Extracted data entries »
--- Start ---
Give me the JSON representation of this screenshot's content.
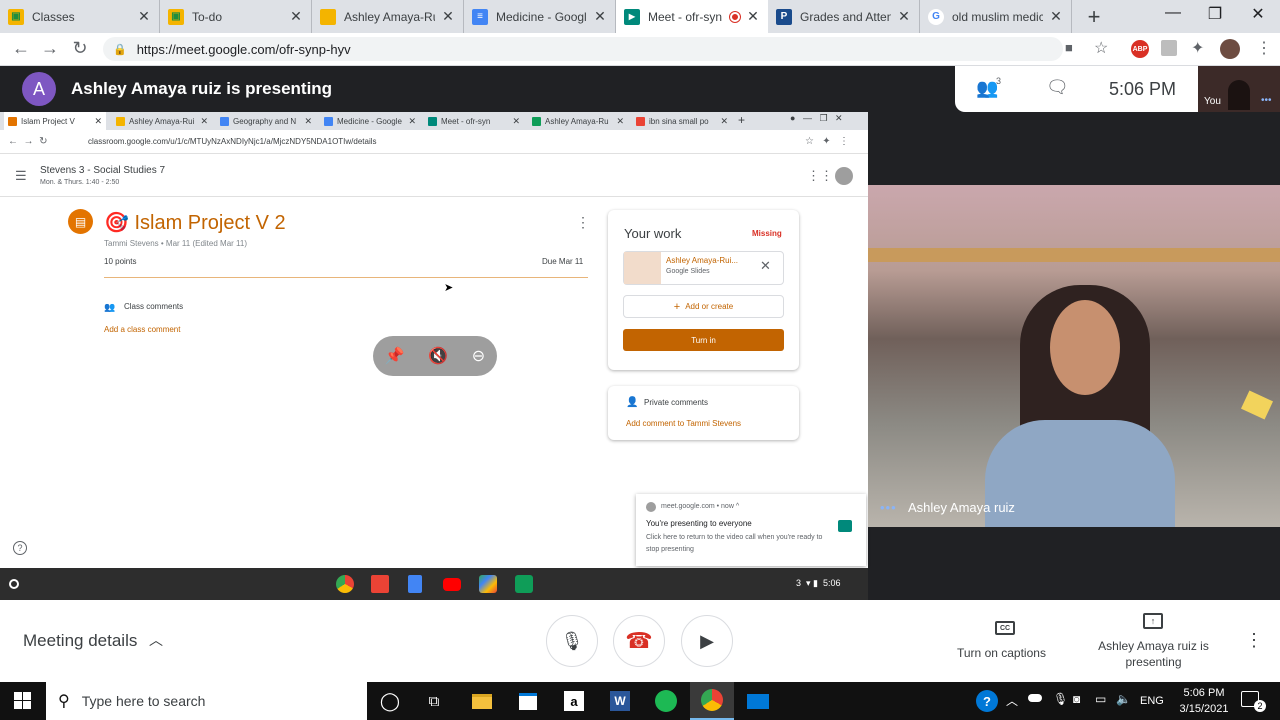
{
  "browser": {
    "tabs": [
      {
        "title": "Classes",
        "icon": "classroom-icon"
      },
      {
        "title": "To-do",
        "icon": "classroom-icon"
      },
      {
        "title": "Ashley Amaya-Rui",
        "icon": "slides-icon"
      },
      {
        "title": "Medicine - Google",
        "icon": "docs-icon"
      },
      {
        "title": "Meet - ofr-syn",
        "icon": "meet-icon",
        "active": true
      },
      {
        "title": "Grades and Attenc",
        "icon": "parentvue-icon"
      },
      {
        "title": "old muslim medici",
        "icon": "google-icon"
      }
    ],
    "url": "https://meet.google.com/ofr-synp-hyv",
    "extension_abp": "ABP"
  },
  "meet": {
    "presenter_initial": "A",
    "presenter_banner": "Ashley Amaya ruiz is presenting",
    "participant_count": "3",
    "time": "5:06 PM",
    "self_label": "You",
    "video_name": "Ashley Amaya ruiz",
    "meeting_details": "Meeting details",
    "captions_label": "Turn on captions",
    "captions_icon_text": "CC",
    "presenting_label": "Ashley Amaya ruiz is presenting"
  },
  "shared": {
    "tabs": [
      {
        "title": "Islam Project V",
        "color": "#e37400"
      },
      {
        "title": "Ashley Amaya-Rui",
        "color": "#f4b400"
      },
      {
        "title": "Geography and N",
        "color": "#4285f4"
      },
      {
        "title": "Medicine - Google",
        "color": "#4285f4"
      },
      {
        "title": "Meet - ofr-syn",
        "color": "#00897b"
      },
      {
        "title": "Ashley Amaya-Ru",
        "color": "#0f9d58"
      },
      {
        "title": "ibn sina small po",
        "color": "#ea4335"
      }
    ],
    "url": "classroom.google.com/u/1/c/MTUyNzAxNDIyNjc1/a/MjczNDY5NDA1OTIw/details",
    "class_name": "Stevens 3 - Social Studies 7",
    "class_schedule": "Mon. & Thurs. 1:40 - 2:50",
    "assignment_title": "Islam Project V 2",
    "assignment_emoji": "🎯",
    "author_line": "Tammi Stevens • Mar 11 (Edited Mar 11)",
    "points": "10 points",
    "due": "Due Mar 11",
    "class_comments": "Class comments",
    "add_class_comment": "Add a class comment",
    "your_work": "Your work",
    "status": "Missing",
    "attachment_name": "Ashley Amaya-Rui...",
    "attachment_type": "Google Slides",
    "add_or_create": "Add or create",
    "turn_in": "Turn in",
    "private_comments": "Private comments",
    "add_private_comment": "Add comment to Tammi Stevens",
    "notif_source": "meet.google.com • now ^",
    "notif_title": "You're presenting to everyone",
    "notif_body": "Click here to return to the video call when you're ready to stop presenting",
    "shelf_badge": "3",
    "shelf_time": "5:06"
  },
  "taskbar": {
    "search_placeholder": "Type here to search",
    "lang": "ENG",
    "time": "5:06 PM",
    "date": "3/15/2021",
    "notif_count": "2"
  },
  "colors": {
    "classroom_orange": "#c26401",
    "missing_red": "#d93025",
    "meet_dark": "#202124",
    "hangup_red": "#d93025"
  }
}
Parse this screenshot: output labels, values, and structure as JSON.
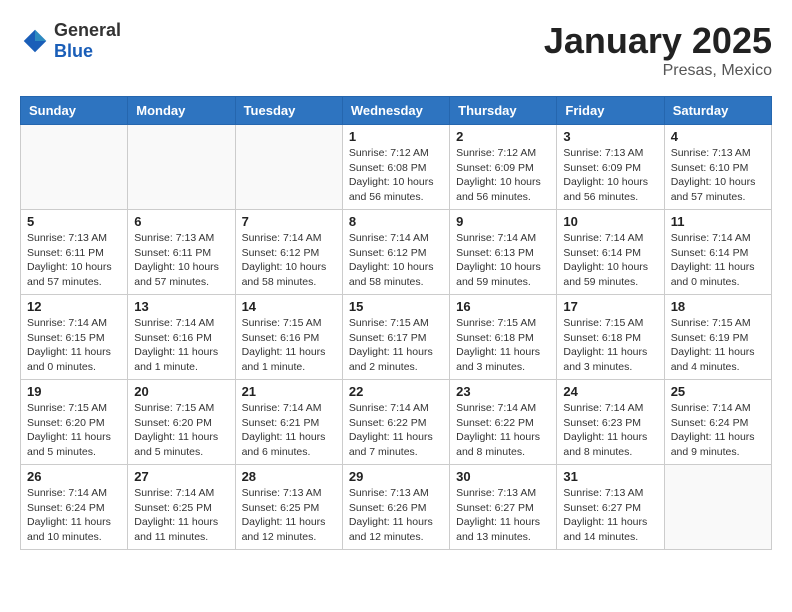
{
  "header": {
    "logo_general": "General",
    "logo_blue": "Blue",
    "month_title": "January 2025",
    "location": "Presas, Mexico"
  },
  "weekdays": [
    "Sunday",
    "Monday",
    "Tuesday",
    "Wednesday",
    "Thursday",
    "Friday",
    "Saturday"
  ],
  "weeks": [
    [
      {
        "day": "",
        "info": ""
      },
      {
        "day": "",
        "info": ""
      },
      {
        "day": "",
        "info": ""
      },
      {
        "day": "1",
        "info": "Sunrise: 7:12 AM\nSunset: 6:08 PM\nDaylight: 10 hours\nand 56 minutes."
      },
      {
        "day": "2",
        "info": "Sunrise: 7:12 AM\nSunset: 6:09 PM\nDaylight: 10 hours\nand 56 minutes."
      },
      {
        "day": "3",
        "info": "Sunrise: 7:13 AM\nSunset: 6:09 PM\nDaylight: 10 hours\nand 56 minutes."
      },
      {
        "day": "4",
        "info": "Sunrise: 7:13 AM\nSunset: 6:10 PM\nDaylight: 10 hours\nand 57 minutes."
      }
    ],
    [
      {
        "day": "5",
        "info": "Sunrise: 7:13 AM\nSunset: 6:11 PM\nDaylight: 10 hours\nand 57 minutes."
      },
      {
        "day": "6",
        "info": "Sunrise: 7:13 AM\nSunset: 6:11 PM\nDaylight: 10 hours\nand 57 minutes."
      },
      {
        "day": "7",
        "info": "Sunrise: 7:14 AM\nSunset: 6:12 PM\nDaylight: 10 hours\nand 58 minutes."
      },
      {
        "day": "8",
        "info": "Sunrise: 7:14 AM\nSunset: 6:12 PM\nDaylight: 10 hours\nand 58 minutes."
      },
      {
        "day": "9",
        "info": "Sunrise: 7:14 AM\nSunset: 6:13 PM\nDaylight: 10 hours\nand 59 minutes."
      },
      {
        "day": "10",
        "info": "Sunrise: 7:14 AM\nSunset: 6:14 PM\nDaylight: 10 hours\nand 59 minutes."
      },
      {
        "day": "11",
        "info": "Sunrise: 7:14 AM\nSunset: 6:14 PM\nDaylight: 11 hours\nand 0 minutes."
      }
    ],
    [
      {
        "day": "12",
        "info": "Sunrise: 7:14 AM\nSunset: 6:15 PM\nDaylight: 11 hours\nand 0 minutes."
      },
      {
        "day": "13",
        "info": "Sunrise: 7:14 AM\nSunset: 6:16 PM\nDaylight: 11 hours\nand 1 minute."
      },
      {
        "day": "14",
        "info": "Sunrise: 7:15 AM\nSunset: 6:16 PM\nDaylight: 11 hours\nand 1 minute."
      },
      {
        "day": "15",
        "info": "Sunrise: 7:15 AM\nSunset: 6:17 PM\nDaylight: 11 hours\nand 2 minutes."
      },
      {
        "day": "16",
        "info": "Sunrise: 7:15 AM\nSunset: 6:18 PM\nDaylight: 11 hours\nand 3 minutes."
      },
      {
        "day": "17",
        "info": "Sunrise: 7:15 AM\nSunset: 6:18 PM\nDaylight: 11 hours\nand 3 minutes."
      },
      {
        "day": "18",
        "info": "Sunrise: 7:15 AM\nSunset: 6:19 PM\nDaylight: 11 hours\nand 4 minutes."
      }
    ],
    [
      {
        "day": "19",
        "info": "Sunrise: 7:15 AM\nSunset: 6:20 PM\nDaylight: 11 hours\nand 5 minutes."
      },
      {
        "day": "20",
        "info": "Sunrise: 7:15 AM\nSunset: 6:20 PM\nDaylight: 11 hours\nand 5 minutes."
      },
      {
        "day": "21",
        "info": "Sunrise: 7:14 AM\nSunset: 6:21 PM\nDaylight: 11 hours\nand 6 minutes."
      },
      {
        "day": "22",
        "info": "Sunrise: 7:14 AM\nSunset: 6:22 PM\nDaylight: 11 hours\nand 7 minutes."
      },
      {
        "day": "23",
        "info": "Sunrise: 7:14 AM\nSunset: 6:22 PM\nDaylight: 11 hours\nand 8 minutes."
      },
      {
        "day": "24",
        "info": "Sunrise: 7:14 AM\nSunset: 6:23 PM\nDaylight: 11 hours\nand 8 minutes."
      },
      {
        "day": "25",
        "info": "Sunrise: 7:14 AM\nSunset: 6:24 PM\nDaylight: 11 hours\nand 9 minutes."
      }
    ],
    [
      {
        "day": "26",
        "info": "Sunrise: 7:14 AM\nSunset: 6:24 PM\nDaylight: 11 hours\nand 10 minutes."
      },
      {
        "day": "27",
        "info": "Sunrise: 7:14 AM\nSunset: 6:25 PM\nDaylight: 11 hours\nand 11 minutes."
      },
      {
        "day": "28",
        "info": "Sunrise: 7:13 AM\nSunset: 6:25 PM\nDaylight: 11 hours\nand 12 minutes."
      },
      {
        "day": "29",
        "info": "Sunrise: 7:13 AM\nSunset: 6:26 PM\nDaylight: 11 hours\nand 12 minutes."
      },
      {
        "day": "30",
        "info": "Sunrise: 7:13 AM\nSunset: 6:27 PM\nDaylight: 11 hours\nand 13 minutes."
      },
      {
        "day": "31",
        "info": "Sunrise: 7:13 AM\nSunset: 6:27 PM\nDaylight: 11 hours\nand 14 minutes."
      },
      {
        "day": "",
        "info": ""
      }
    ]
  ]
}
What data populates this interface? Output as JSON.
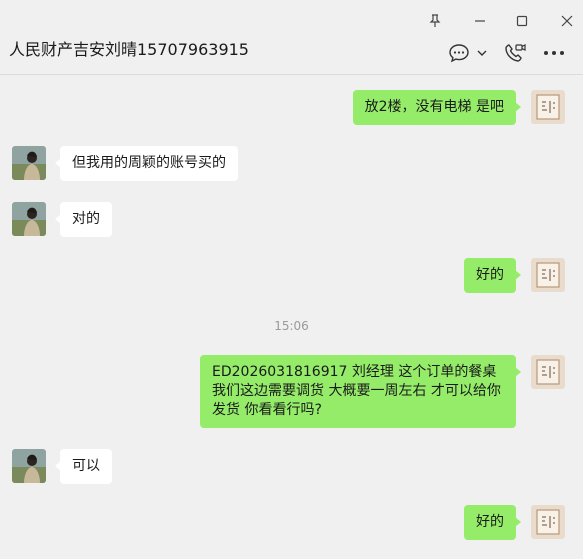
{
  "window": {
    "title": "人民财产吉安刘晴15707963915"
  },
  "icons": {
    "pin": "pin-icon",
    "minimize": "minimize-icon",
    "maximize": "maximize-icon",
    "close": "close-icon",
    "chat": "chat-bubble-icon",
    "chevron": "chevron-down-icon",
    "video_call": "video-call-icon",
    "more": "more-icon"
  },
  "colors": {
    "my_bubble": "#95ec69",
    "their_bubble": "#ffffff",
    "background": "#f0f0f0"
  },
  "messages": [
    {
      "sender": "me",
      "text": "放2楼，没有电梯   是吧"
    },
    {
      "sender": "them",
      "text": "但我用的周颖的账号买的"
    },
    {
      "sender": "them",
      "text": "对的"
    },
    {
      "sender": "me",
      "text": "好的"
    },
    {
      "sender": "me",
      "lines": [
        "ED2026031816917    刘经理 这个订单的餐桌",
        "我们这边需要调货  大概要一周左右 才可以给你",
        "发货  你看看行吗?"
      ]
    },
    {
      "sender": "them",
      "text": "可以"
    },
    {
      "sender": "me",
      "text": "好的"
    }
  ],
  "timestamp": "15:06"
}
--- End ---
Task to carry out » In the listing, find every line containing the word "Project" and list it.

Result for this exercise »
        "title": "Islam Project V",
    "assignment_title": "Islam Project V 2",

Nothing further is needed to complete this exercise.